WHAT IS EXPECTED: Find all lines in the listing that include the word "CASE", then copy them.

ENTRIES SUPPLIED:

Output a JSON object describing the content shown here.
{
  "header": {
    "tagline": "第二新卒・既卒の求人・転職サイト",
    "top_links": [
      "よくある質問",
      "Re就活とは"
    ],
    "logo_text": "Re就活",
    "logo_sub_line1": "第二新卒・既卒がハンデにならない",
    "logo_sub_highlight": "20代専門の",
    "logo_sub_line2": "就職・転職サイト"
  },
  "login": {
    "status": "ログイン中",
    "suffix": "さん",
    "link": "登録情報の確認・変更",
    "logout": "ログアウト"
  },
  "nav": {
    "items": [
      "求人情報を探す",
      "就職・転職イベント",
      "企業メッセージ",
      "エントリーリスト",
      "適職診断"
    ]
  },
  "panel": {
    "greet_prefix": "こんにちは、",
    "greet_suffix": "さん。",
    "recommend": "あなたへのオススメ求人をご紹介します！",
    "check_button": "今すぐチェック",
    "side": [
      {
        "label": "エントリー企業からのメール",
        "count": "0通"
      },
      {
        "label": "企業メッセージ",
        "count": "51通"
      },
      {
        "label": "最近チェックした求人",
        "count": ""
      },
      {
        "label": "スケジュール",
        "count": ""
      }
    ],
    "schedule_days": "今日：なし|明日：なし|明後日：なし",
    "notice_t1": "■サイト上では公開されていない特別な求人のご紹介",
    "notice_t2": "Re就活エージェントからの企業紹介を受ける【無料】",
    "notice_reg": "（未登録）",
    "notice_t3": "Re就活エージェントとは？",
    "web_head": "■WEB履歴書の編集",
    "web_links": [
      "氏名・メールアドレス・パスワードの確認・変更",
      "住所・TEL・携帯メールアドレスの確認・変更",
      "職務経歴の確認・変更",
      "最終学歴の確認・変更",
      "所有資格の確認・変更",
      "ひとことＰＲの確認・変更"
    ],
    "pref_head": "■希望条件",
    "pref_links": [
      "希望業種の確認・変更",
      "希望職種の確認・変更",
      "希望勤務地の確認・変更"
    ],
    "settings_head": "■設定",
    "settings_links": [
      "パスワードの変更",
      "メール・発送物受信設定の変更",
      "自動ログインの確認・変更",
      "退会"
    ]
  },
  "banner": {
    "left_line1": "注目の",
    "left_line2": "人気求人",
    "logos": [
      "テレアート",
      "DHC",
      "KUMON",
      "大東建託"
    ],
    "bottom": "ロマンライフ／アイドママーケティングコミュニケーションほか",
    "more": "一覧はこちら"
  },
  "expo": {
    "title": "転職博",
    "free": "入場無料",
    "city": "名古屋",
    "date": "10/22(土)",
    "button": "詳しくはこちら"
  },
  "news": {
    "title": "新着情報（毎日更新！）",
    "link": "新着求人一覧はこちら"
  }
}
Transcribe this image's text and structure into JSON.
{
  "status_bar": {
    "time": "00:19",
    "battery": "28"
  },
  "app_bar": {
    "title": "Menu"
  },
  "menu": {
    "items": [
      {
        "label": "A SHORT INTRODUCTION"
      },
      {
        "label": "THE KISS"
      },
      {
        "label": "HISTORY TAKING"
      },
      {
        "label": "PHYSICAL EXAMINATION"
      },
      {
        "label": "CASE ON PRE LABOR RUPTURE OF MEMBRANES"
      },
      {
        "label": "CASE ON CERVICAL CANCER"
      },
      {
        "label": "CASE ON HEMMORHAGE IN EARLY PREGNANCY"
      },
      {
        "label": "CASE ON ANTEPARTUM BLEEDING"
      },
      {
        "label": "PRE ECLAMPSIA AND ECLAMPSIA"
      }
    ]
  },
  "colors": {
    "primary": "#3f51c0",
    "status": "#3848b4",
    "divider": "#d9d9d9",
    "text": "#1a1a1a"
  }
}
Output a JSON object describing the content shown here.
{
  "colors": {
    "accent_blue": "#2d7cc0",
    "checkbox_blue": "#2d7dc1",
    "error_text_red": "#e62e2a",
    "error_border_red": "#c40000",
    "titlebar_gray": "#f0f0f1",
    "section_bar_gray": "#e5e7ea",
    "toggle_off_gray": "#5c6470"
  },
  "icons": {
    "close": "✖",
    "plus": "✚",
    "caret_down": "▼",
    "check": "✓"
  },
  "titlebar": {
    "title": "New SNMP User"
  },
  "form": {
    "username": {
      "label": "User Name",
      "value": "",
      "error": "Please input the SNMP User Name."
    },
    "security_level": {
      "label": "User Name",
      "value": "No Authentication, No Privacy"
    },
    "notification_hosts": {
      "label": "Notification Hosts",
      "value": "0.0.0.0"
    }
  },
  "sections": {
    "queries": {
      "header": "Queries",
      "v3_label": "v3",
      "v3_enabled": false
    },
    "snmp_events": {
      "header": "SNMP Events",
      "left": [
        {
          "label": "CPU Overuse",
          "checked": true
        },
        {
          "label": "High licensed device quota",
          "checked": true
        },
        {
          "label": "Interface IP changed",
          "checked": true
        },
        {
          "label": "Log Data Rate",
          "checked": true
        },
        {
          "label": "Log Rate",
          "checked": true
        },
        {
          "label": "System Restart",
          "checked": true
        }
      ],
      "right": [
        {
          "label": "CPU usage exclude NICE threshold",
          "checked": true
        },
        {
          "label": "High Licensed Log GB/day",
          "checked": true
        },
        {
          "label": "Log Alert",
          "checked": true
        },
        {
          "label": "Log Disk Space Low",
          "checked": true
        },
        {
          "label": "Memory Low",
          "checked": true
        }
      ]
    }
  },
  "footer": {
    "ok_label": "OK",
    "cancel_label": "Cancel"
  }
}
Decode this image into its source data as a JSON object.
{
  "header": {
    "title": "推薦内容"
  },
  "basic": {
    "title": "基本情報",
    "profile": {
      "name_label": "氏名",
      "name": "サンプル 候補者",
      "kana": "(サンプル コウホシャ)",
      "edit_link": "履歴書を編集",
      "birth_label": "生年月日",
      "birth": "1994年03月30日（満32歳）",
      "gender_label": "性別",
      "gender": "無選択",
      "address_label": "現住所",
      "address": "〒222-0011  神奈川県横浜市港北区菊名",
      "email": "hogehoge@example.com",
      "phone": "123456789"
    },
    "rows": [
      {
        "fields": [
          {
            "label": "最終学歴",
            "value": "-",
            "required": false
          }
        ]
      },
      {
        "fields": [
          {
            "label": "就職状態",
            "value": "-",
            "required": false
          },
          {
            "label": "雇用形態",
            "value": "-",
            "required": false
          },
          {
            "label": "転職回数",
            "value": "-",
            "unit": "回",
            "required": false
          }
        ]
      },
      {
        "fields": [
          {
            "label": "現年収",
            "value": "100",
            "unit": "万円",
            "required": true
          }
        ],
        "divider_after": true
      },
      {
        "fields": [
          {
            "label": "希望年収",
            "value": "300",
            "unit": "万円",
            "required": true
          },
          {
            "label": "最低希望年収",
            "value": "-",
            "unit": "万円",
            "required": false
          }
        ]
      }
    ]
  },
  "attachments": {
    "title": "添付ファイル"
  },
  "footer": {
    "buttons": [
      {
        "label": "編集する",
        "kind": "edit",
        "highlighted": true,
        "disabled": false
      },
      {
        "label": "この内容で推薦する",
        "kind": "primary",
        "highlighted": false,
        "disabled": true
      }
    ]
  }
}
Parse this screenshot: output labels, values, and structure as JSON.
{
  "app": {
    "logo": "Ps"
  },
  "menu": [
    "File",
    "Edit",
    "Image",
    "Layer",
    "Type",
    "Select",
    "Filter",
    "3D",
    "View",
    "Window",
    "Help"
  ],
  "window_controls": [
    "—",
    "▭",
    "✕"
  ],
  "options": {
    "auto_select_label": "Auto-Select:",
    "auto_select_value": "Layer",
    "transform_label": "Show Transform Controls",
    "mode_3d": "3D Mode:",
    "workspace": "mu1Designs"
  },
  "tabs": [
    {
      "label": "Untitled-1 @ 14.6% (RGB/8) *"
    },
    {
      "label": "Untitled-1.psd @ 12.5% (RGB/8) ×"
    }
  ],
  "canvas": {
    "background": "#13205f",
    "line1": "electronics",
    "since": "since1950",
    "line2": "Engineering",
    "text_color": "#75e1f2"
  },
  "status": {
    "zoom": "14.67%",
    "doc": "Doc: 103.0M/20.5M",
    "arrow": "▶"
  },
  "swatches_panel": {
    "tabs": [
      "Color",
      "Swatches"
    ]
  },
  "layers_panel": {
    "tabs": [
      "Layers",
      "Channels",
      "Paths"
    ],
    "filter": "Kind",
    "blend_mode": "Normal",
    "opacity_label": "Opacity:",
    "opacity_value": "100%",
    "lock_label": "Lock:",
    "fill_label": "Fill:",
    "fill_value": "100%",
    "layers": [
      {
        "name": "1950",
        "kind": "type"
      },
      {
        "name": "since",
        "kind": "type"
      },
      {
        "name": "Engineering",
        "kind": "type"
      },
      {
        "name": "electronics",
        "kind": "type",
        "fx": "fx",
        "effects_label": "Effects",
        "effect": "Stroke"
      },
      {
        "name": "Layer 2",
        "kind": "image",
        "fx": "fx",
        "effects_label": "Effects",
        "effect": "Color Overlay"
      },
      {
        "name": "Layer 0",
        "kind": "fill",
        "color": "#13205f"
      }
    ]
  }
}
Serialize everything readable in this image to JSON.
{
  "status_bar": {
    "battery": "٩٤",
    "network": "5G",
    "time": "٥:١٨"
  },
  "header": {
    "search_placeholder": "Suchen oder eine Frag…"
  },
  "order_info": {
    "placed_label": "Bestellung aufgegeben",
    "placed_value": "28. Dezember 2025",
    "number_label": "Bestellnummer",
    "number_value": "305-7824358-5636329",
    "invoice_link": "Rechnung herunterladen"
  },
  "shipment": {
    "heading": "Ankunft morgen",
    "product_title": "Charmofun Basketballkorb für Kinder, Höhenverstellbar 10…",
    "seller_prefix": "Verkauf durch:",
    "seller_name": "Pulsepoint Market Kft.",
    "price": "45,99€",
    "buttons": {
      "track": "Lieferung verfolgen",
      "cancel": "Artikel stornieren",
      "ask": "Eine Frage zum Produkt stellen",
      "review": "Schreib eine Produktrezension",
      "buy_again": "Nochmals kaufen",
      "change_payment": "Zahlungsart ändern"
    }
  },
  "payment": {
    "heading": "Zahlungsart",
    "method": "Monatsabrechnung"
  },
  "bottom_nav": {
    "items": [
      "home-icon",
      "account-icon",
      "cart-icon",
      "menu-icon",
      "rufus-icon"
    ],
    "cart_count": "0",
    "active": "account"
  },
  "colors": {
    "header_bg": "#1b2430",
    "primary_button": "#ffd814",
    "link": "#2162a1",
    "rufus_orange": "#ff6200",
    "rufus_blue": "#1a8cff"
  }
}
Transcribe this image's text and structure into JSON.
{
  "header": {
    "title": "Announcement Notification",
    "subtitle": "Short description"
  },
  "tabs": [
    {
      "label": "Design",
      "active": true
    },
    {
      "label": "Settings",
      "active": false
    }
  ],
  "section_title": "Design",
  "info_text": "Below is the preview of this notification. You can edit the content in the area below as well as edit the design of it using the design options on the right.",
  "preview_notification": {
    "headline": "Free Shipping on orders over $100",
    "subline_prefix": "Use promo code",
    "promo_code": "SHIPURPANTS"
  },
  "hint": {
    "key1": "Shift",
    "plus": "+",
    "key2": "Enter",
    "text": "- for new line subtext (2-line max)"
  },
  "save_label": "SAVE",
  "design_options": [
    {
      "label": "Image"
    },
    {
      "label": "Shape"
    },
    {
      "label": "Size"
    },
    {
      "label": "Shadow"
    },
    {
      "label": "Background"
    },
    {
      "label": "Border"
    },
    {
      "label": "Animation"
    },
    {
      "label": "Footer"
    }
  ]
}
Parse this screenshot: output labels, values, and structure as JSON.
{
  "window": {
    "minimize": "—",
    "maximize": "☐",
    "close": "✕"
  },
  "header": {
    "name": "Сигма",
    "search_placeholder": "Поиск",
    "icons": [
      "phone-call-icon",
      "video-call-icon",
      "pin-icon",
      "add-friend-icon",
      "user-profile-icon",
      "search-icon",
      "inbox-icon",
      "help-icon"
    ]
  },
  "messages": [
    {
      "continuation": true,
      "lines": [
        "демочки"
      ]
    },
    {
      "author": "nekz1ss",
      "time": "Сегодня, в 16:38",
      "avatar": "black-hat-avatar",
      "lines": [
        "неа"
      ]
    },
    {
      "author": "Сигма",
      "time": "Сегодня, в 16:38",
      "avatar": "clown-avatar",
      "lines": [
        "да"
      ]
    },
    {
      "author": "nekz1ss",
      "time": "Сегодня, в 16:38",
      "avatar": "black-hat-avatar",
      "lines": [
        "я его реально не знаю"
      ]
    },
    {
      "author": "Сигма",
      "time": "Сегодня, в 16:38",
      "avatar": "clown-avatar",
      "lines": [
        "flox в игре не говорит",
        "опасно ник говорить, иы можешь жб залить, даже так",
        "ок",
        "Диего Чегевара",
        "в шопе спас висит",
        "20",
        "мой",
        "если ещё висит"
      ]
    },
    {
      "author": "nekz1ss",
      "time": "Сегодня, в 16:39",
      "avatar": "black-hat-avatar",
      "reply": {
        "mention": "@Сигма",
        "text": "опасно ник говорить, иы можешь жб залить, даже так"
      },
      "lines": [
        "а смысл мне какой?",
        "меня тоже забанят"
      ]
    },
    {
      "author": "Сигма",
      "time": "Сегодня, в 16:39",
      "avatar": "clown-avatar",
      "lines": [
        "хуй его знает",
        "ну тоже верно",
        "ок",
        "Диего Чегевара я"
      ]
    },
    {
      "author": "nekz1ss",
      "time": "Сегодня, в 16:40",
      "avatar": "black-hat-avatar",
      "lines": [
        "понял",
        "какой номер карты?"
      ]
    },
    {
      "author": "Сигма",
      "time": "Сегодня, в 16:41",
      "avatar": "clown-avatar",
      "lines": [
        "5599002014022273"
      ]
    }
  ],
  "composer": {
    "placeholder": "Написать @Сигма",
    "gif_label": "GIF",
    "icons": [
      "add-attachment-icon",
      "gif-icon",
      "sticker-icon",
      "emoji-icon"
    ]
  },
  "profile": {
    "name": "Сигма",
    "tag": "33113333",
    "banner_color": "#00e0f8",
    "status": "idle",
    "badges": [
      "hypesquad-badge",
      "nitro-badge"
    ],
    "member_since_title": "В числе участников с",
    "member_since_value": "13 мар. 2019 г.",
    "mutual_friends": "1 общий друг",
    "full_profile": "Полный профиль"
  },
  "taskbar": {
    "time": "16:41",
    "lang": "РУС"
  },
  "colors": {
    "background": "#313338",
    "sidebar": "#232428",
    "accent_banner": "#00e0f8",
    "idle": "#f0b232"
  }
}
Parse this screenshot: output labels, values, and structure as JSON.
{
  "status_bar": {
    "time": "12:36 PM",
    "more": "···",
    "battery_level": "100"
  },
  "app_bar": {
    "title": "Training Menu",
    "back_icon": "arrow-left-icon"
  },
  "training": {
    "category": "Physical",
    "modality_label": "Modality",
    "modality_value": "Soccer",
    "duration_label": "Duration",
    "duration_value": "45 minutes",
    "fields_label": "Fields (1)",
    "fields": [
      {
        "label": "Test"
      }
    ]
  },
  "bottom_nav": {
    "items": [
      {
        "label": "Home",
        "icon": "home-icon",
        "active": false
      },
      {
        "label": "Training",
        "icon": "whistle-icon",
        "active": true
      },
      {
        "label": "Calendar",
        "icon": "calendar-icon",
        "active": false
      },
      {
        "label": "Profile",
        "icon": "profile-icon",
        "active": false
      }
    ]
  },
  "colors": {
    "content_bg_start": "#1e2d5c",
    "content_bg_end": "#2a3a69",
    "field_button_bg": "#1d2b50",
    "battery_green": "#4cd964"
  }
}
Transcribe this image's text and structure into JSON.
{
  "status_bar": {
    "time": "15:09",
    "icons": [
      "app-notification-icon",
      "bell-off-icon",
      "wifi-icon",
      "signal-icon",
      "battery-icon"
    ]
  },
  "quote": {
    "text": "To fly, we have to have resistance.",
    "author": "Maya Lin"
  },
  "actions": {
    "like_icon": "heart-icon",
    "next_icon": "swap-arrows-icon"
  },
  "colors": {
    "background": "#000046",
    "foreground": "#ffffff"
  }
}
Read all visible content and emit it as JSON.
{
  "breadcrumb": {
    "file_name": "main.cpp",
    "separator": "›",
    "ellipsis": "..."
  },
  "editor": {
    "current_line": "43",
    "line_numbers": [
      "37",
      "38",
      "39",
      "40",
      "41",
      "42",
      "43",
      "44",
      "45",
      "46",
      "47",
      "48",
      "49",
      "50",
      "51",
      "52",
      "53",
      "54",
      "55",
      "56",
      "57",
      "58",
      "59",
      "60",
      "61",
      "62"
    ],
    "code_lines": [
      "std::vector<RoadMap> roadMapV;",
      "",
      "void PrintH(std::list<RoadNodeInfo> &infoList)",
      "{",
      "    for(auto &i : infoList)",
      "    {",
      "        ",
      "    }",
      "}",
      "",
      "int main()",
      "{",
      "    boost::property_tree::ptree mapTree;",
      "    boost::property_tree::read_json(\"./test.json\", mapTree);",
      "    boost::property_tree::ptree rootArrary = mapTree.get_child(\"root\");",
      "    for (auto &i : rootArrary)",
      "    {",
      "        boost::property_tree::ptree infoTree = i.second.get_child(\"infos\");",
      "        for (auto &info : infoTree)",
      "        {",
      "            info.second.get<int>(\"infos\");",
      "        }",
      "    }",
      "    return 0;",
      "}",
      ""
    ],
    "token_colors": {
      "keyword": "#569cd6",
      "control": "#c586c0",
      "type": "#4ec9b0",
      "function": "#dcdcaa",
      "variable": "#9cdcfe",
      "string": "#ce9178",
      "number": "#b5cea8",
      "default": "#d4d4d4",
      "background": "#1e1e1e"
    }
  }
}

EXERCISE ANSWER:
        "label": "CASE ON PRE LABOR RUPTURE OF MEMBRANES"
        "label": "CASE ON CERVICAL CANCER"
        "label": "CASE ON HEMMORHAGE IN EARLY PREGNANCY"
        "label": "CASE ON ANTEPARTUM BLEEDING"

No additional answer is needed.